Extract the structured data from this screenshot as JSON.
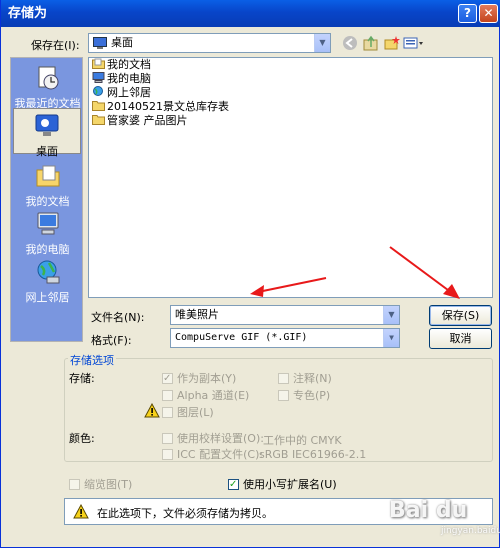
{
  "window": {
    "title": "存储为",
    "help": "?",
    "close": "✕"
  },
  "save_in": {
    "label": "保存在(I):",
    "value": "桌面"
  },
  "places": [
    {
      "label": "我最近的文档",
      "icon": "recent-documents-icon"
    },
    {
      "label": "桌面",
      "icon": "desktop-icon",
      "selected": true
    },
    {
      "label": "我的文档",
      "icon": "my-documents-icon"
    },
    {
      "label": "我的电脑",
      "icon": "my-computer-icon"
    },
    {
      "label": "网上邻居",
      "icon": "network-places-icon"
    }
  ],
  "files": [
    {
      "name": "我的文档",
      "icon": "folder-documents-icon"
    },
    {
      "name": "我的电脑",
      "icon": "computer-icon"
    },
    {
      "name": "网上邻居",
      "icon": "network-icon"
    },
    {
      "name": "20140521景文总库存表",
      "icon": "folder-icon"
    },
    {
      "name": "管家婆 产品图片",
      "icon": "folder-icon"
    }
  ],
  "filename": {
    "label": "文件名(N):",
    "value": "唯美照片"
  },
  "format": {
    "label": "格式(F):",
    "value": "CompuServe GIF (*.GIF)"
  },
  "buttons": {
    "save": "保存(S)",
    "cancel": "取消"
  },
  "options": {
    "group_title": "存储选项",
    "store_label": "存储:",
    "as_copy": "作为副本(Y)",
    "notes": "注释(N)",
    "alpha": "Alpha 通道(E)",
    "spot": "专色(P)",
    "layers": "图层(L)",
    "color_label": "颜色:",
    "use_proof": "使用校样设置(O):",
    "proof_value": "工作中的 CMYK",
    "icc": "ICC 配置文件(C):",
    "icc_value": "sRGB IEC61966-2.1"
  },
  "thumbnail": "缩览图(T)",
  "lowercase_ext": "使用小写扩展名(U)",
  "warning": "在此选项下，文件必须存储为拷贝。",
  "watermark": {
    "main": "Bai du",
    "sub": "jingyan.baidu.com"
  },
  "colors": {
    "title_bar": "#0845c9",
    "places_bar": "#7a96df",
    "dialog": "#ece9d8",
    "arrow": "#e8191a"
  }
}
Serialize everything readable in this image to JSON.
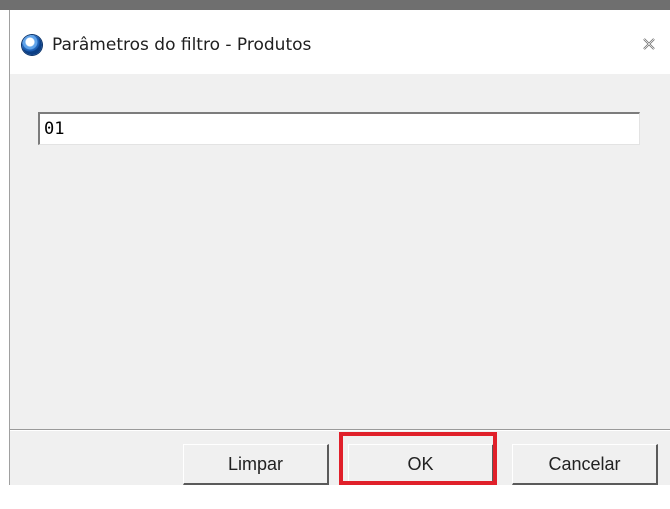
{
  "dialog": {
    "title": "Parâmetros do filtro - Produtos",
    "close_glyph": "⨯",
    "app_icon": "app-globe-icon"
  },
  "filter": {
    "value": "01"
  },
  "buttons": {
    "clear_label": "Limpar",
    "ok_label": "OK",
    "cancel_label": "Cancelar"
  },
  "highlight": {
    "color": "#e0202a",
    "target": "ok-button"
  }
}
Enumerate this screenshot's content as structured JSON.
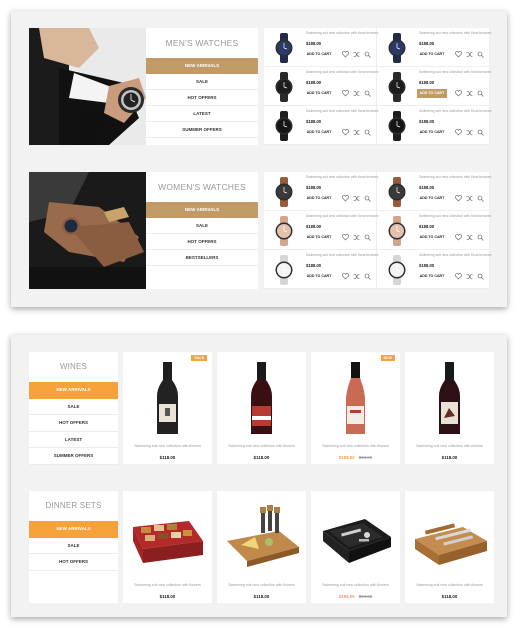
{
  "mens": {
    "title": "MEN'S WATCHES",
    "menu": [
      "NEW ARRIVALS",
      "SALE",
      "HOT OFFERS",
      "LATEST",
      "SUMMER OFFERS"
    ]
  },
  "womens": {
    "title": "WOMEN'S WATCHES",
    "menu": [
      "NEW ARRIVALS",
      "SALE",
      "HOT OFFERS",
      "BESTSELLERS"
    ]
  },
  "watch_item": {
    "desc": "Swimming suit new collection with floral textures",
    "price": "$188.00",
    "add_to_cart": "ADD TO CART"
  },
  "wines": {
    "title": "WINES",
    "menu": [
      "NEW ARRIVALS",
      "SALE",
      "HOT OFFERS",
      "LATEST",
      "SUMMER OFFERS"
    ]
  },
  "dinner": {
    "title": "DINNER SETS",
    "menu": [
      "NEW ARRIVALS",
      "SALE",
      "HOT OFFERS"
    ]
  },
  "product_item": {
    "desc": "Swimming suit new collection with flowers",
    "price": "$118.00",
    "sale_price": "$198.00",
    "old_price": "$98.00"
  },
  "badges": {
    "sale": "SALE",
    "new": "NEW"
  },
  "colors": {
    "gold": "#c19a66",
    "orange": "#f5a23a"
  },
  "icons": [
    "heart-icon",
    "shuffle-icon",
    "search-icon"
  ]
}
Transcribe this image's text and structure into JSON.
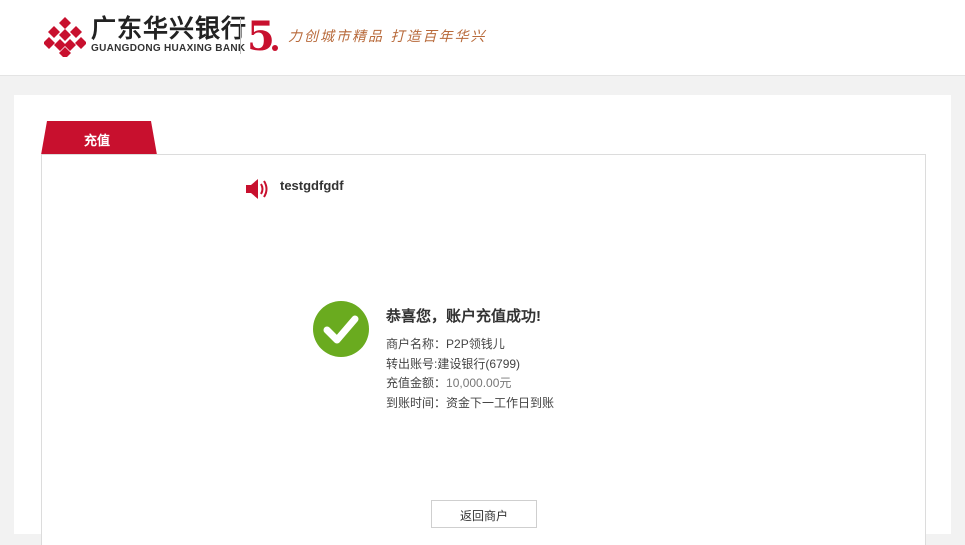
{
  "header": {
    "bank_name_cn": "广东华兴银行",
    "bank_name_en": "GUANGDONG HUAXING BANK",
    "anniversary_number": "5",
    "slogan": "力创城市精品  打造百年华兴",
    "logo_icon": "huaxing-bank-logo",
    "brand_color": "#c8102e",
    "slogan_color": "#b86a3b"
  },
  "tab": {
    "label": "充值"
  },
  "notice": {
    "icon": "speaker-icon",
    "text": "testgdfgdf"
  },
  "result": {
    "icon": "check-circle-icon",
    "icon_color": "#6aab1f",
    "title": "恭喜您，账户充值成功!",
    "merchant_label": "商户名称：",
    "merchant_value": "P2P领钱儿",
    "account_label": "转出账号:",
    "account_value": "建设银行(6799)",
    "amount_label": "充值金额：",
    "amount_value": "10,000.00元",
    "arrival_label": "到账时间：",
    "arrival_value": "资金下一工作日到账"
  },
  "actions": {
    "back_label": "返回商户"
  }
}
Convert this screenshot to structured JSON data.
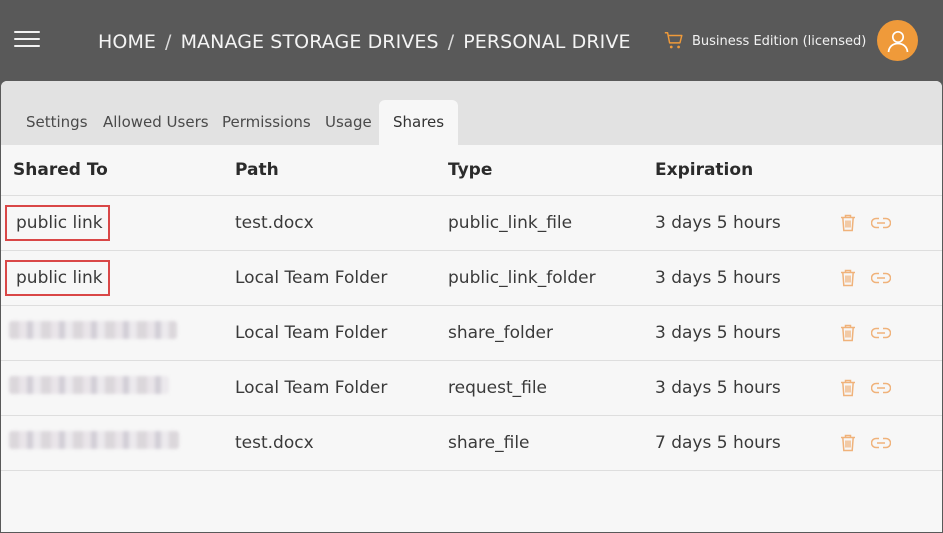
{
  "header": {
    "breadcrumb": [
      "HOME",
      "MANAGE STORAGE DRIVES",
      "PERSONAL DRIVE"
    ],
    "separator": "/",
    "edition": "Business Edition (licensed)",
    "icons": {
      "menu": "hamburger-menu-icon",
      "cart": "cart-icon",
      "user": "user-avatar-icon"
    }
  },
  "tabs": [
    "Settings",
    "Allowed Users",
    "Permissions",
    "Usage",
    "Shares"
  ],
  "active_tab": "Shares",
  "table": {
    "columns": [
      "Shared To",
      "Path",
      "Type",
      "Expiration"
    ],
    "rows": [
      {
        "shared_to": "public link",
        "path": "test.docx",
        "type": "public_link_file",
        "expiration": "3 days 5 hours"
      },
      {
        "shared_to": "public link",
        "path": "Local Team Folder",
        "type": "public_link_folder",
        "expiration": "3 days 5 hours"
      },
      {
        "shared_to": "",
        "path": "Local Team Folder",
        "type": "share_folder",
        "expiration": "3 days 5 hours"
      },
      {
        "shared_to": "",
        "path": "Local Team Folder",
        "type": "request_file",
        "expiration": "3 days 5 hours"
      },
      {
        "shared_to": "",
        "path": "test.docx",
        "type": "share_file",
        "expiration": "7 days 5 hours"
      }
    ],
    "row_icons": [
      "trash-icon",
      "link-icon"
    ]
  },
  "colors": {
    "header_bg": "#595959",
    "accent": "#ef9a3a",
    "highlight_border": "#d94747"
  }
}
◇ ◇ ◇
GIVEN TASK: Every line is to be duplicated exactly, though pictures stay out.

ANSWER IN FULL:
Extract the structured data from this screenshot as JSON.
{
  "window": {
    "title": "存储为",
    "help": "?",
    "close": "✕"
  },
  "save_in": {
    "label": "保存在(I):",
    "value": "桌面"
  },
  "places": [
    {
      "label": "我最近的文档",
      "icon": "recent-documents-icon"
    },
    {
      "label": "桌面",
      "icon": "desktop-icon",
      "selected": true
    },
    {
      "label": "我的文档",
      "icon": "my-documents-icon"
    },
    {
      "label": "我的电脑",
      "icon": "my-computer-icon"
    },
    {
      "label": "网上邻居",
      "icon": "network-places-icon"
    }
  ],
  "files": [
    {
      "name": "我的文档",
      "icon": "folder-documents-icon"
    },
    {
      "name": "我的电脑",
      "icon": "computer-icon"
    },
    {
      "name": "网上邻居",
      "icon": "network-icon"
    },
    {
      "name": "20140521景文总库存表",
      "icon": "folder-icon"
    },
    {
      "name": "管家婆 产品图片",
      "icon": "folder-icon"
    }
  ],
  "filename": {
    "label": "文件名(N):",
    "value": "唯美照片"
  },
  "format": {
    "label": "格式(F):",
    "value": "CompuServe GIF (*.GIF)"
  },
  "buttons": {
    "save": "保存(S)",
    "cancel": "取消"
  },
  "options": {
    "group_title": "存储选项",
    "store_label": "存储:",
    "as_copy": "作为副本(Y)",
    "notes": "注释(N)",
    "alpha": "Alpha 通道(E)",
    "spot": "专色(P)",
    "layers": "图层(L)",
    "color_label": "颜色:",
    "use_proof": "使用校样设置(O):",
    "proof_value": "工作中的 CMYK",
    "icc": "ICC 配置文件(C):",
    "icc_value": "sRGB IEC61966-2.1"
  },
  "thumbnail": "缩览图(T)",
  "lowercase_ext": "使用小写扩展名(U)",
  "warning": "在此选项下，文件必须存储为拷贝。",
  "watermark": {
    "main": "Bai du",
    "sub": "jingyan.baidu.com"
  },
  "colors": {
    "title_bar": "#0845c9",
    "places_bar": "#7a96df",
    "dialog": "#ece9d8",
    "arrow": "#e8191a"
  }
}
Serialize everything readable in this image to JSON.
{
  "dialog": {
    "title": "Parâmetros do filtro - Produtos",
    "close_glyph": "⨯",
    "app_icon": "app-globe-icon"
  },
  "filter": {
    "value": "01"
  },
  "buttons": {
    "clear_label": "Limpar",
    "ok_label": "OK",
    "cancel_label": "Cancelar"
  },
  "highlight": {
    "color": "#e0202a",
    "target": "ok-button"
  }
}
Enumerate this screenshot's content as structured JSON.
{
  "mens": {
    "title": "MEN'S WATCHES",
    "menu": [
      "NEW ARRIVALS",
      "SALE",
      "HOT OFFERS",
      "LATEST",
      "SUMMER OFFERS"
    ]
  },
  "womens": {
    "title": "WOMEN'S WATCHES",
    "menu": [
      "NEW ARRIVALS",
      "SALE",
      "HOT OFFERS",
      "BESTSELLERS"
    ]
  },
  "watch_item": {
    "desc": "Swimming suit new collection with floral textures",
    "price": "$188.00",
    "add_to_cart": "ADD TO CART"
  },
  "wines": {
    "title": "WINES",
    "menu": [
      "NEW ARRIVALS",
      "SALE",
      "HOT OFFERS",
      "LATEST",
      "SUMMER OFFERS"
    ]
  },
  "dinner": {
    "title": "DINNER SETS",
    "menu": [
      "NEW ARRIVALS",
      "SALE",
      "HOT OFFERS"
    ]
  },
  "product_item": {
    "desc": "Swimming suit new collection with flowers",
    "price": "$118.00",
    "sale_price": "$198.00",
    "old_price": "$98.00"
  },
  "badges": {
    "sale": "SALE",
    "new": "NEW"
  },
  "colors": {
    "gold": "#c19a66",
    "orange": "#f5a23a"
  },
  "icons": [
    "heart-icon",
    "shuffle-icon",
    "search-icon"
  ]
}
Transcribe this image's text and structure into JSON.
{
  "header": {
    "bank_name_cn": "广东华兴银行",
    "bank_name_en": "GUANGDONG HUAXING BANK",
    "anniversary_number": "5",
    "slogan": "力创城市精品  打造百年华兴",
    "logo_icon": "huaxing-bank-logo",
    "brand_color": "#c8102e",
    "slogan_color": "#b86a3b"
  },
  "tab": {
    "label": "充值"
  },
  "notice": {
    "icon": "speaker-icon",
    "text": "testgdfgdf"
  },
  "result": {
    "icon": "check-circle-icon",
    "icon_color": "#6aab1f",
    "title": "恭喜您，账户充值成功!",
    "merchant_label": "商户名称：",
    "merchant_value": "P2P领钱儿",
    "account_label": "转出账号:",
    "account_value": "建设银行(6799)",
    "amount_label": "充值金额：",
    "amount_value": "10,000.00元",
    "arrival_label": "到账时间：",
    "arrival_value": "资金下一工作日到账"
  },
  "actions": {
    "back_label": "返回商户"
  }
}
Convert this screenshot to structured JSON data.
{
  "header": {
    "breadcrumb": [
      "HOME",
      "MANAGE STORAGE DRIVES",
      "PERSONAL DRIVE"
    ],
    "separator": "/",
    "edition": "Business Edition (licensed)",
    "icons": {
      "menu": "hamburger-menu-icon",
      "cart": "cart-icon",
      "user": "user-avatar-icon"
    }
  },
  "tabs": [
    "Settings",
    "Allowed Users",
    "Permissions",
    "Usage",
    "Shares"
  ],
  "active_tab": "Shares",
  "table": {
    "columns": [
      "Shared To",
      "Path",
      "Type",
      "Expiration"
    ],
    "rows": [
      {
        "shared_to": "public link",
        "path": "test.docx",
        "type": "public_link_file",
        "expiration": "3 days 5 hours"
      },
      {
        "shared_to": "public link",
        "path": "Local Team Folder",
        "type": "public_link_folder",
        "expiration": "3 days 5 hours"
      },
      {
        "shared_to": "",
        "path": "Local Team Folder",
        "type": "share_folder",
        "expiration": "3 days 5 hours"
      },
      {
        "shared_to": "",
        "path": "Local Team Folder",
        "type": "request_file",
        "expiration": "3 days 5 hours"
      },
      {
        "shared_to": "",
        "path": "test.docx",
        "type": "share_file",
        "expiration": "7 days 5 hours"
      }
    ],
    "row_icons": [
      "trash-icon",
      "link-icon"
    ]
  },
  "colors": {
    "header_bg": "#595959",
    "accent": "#ef9a3a",
    "highlight_border": "#d94747"
  }
}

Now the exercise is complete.